Make a verbatim copy of the entries below; pictures stay out.

** Start of Exercise materials **

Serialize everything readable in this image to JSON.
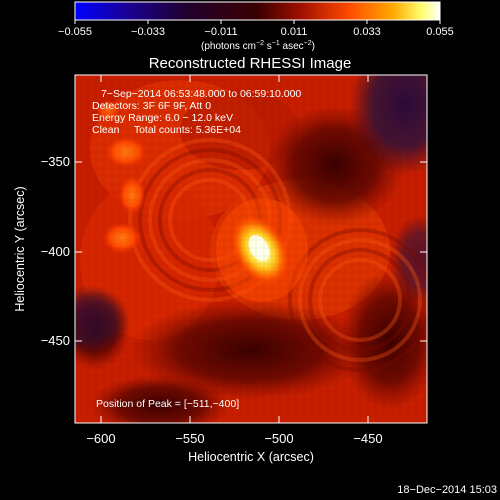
{
  "colorbar": {
    "tick_labels": [
      "−0.055",
      "−0.033",
      "−0.011",
      "0.011",
      "0.033",
      "0.055"
    ],
    "units_main": "(photons cm",
    "units_exp1": "−2",
    "units_mid": " s",
    "units_exp2": "−1",
    "units_asec": " asec",
    "units_exp3": "−2",
    "units_close": ")",
    "colors": [
      "#0000ff",
      "#1a0080",
      "#000000",
      "#5a0000",
      "#b01500",
      "#ff5500",
      "#ffb000",
      "#ffff80",
      "#ffffff"
    ]
  },
  "image": {
    "title": "Reconstructed RHESSI Image",
    "info_lines": [
      "7−Sep−2014 06:53:48.000 to 06:59:10.000",
      "Detectors: 3F 6F 9F, Att 0",
      "Energy Range: 6.0 − 12.0 keV",
      "Clean     Total counts: 5.36E+04"
    ],
    "peak_label": "Position of Peak = [−511,−400]",
    "xlabel": "Heliocentric X (arcsec)",
    "ylabel": "Heliocentric Y (arcsec)",
    "x_ticks": [
      "−600",
      "−550",
      "−500",
      "−450"
    ],
    "y_ticks": [
      "−350",
      "−400",
      "−450"
    ],
    "peak_x_arcsec": -511,
    "peak_y_arcsec": -400
  },
  "footer": {
    "date": "18−Dec−2014 15:03"
  }
}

** End of Exercise materials **

### Solved exercise:
Serialize everything readable in this image to JSON.
{
  "colorbar": {
    "tick_labels": [
      "−0.055",
      "−0.033",
      "−0.011",
      "0.011",
      "0.033",
      "0.055"
    ],
    "units_main": "(photons cm",
    "units_exp1": "−2",
    "units_mid": " s",
    "units_exp2": "−1",
    "units_asec": " asec",
    "units_exp3": "−2",
    "units_close": ")",
    "colors": [
      "#0000ff",
      "#1a0080",
      "#000000",
      "#5a0000",
      "#b01500",
      "#ff5500",
      "#ffb000",
      "#ffff80",
      "#ffffff"
    ]
  },
  "image": {
    "title": "Reconstructed RHESSI Image",
    "info_lines": [
      "7−Sep−2014 06:53:48.000 to 06:59:10.000",
      "Detectors: 3F 6F 9F, Att 0",
      "Energy Range: 6.0 − 12.0 keV",
      "Clean     Total counts: 5.36E+04"
    ],
    "peak_label": "Position of Peak = [−511,−400]",
    "xlabel": "Heliocentric X (arcsec)",
    "ylabel": "Heliocentric Y (arcsec)",
    "x_ticks": [
      "−600",
      "−550",
      "−500",
      "−450"
    ],
    "y_ticks": [
      "−350",
      "−400",
      "−450"
    ],
    "peak_x_arcsec": -511,
    "peak_y_arcsec": -400
  },
  "footer": {
    "date": "18−Dec−2014 15:03"
  }
}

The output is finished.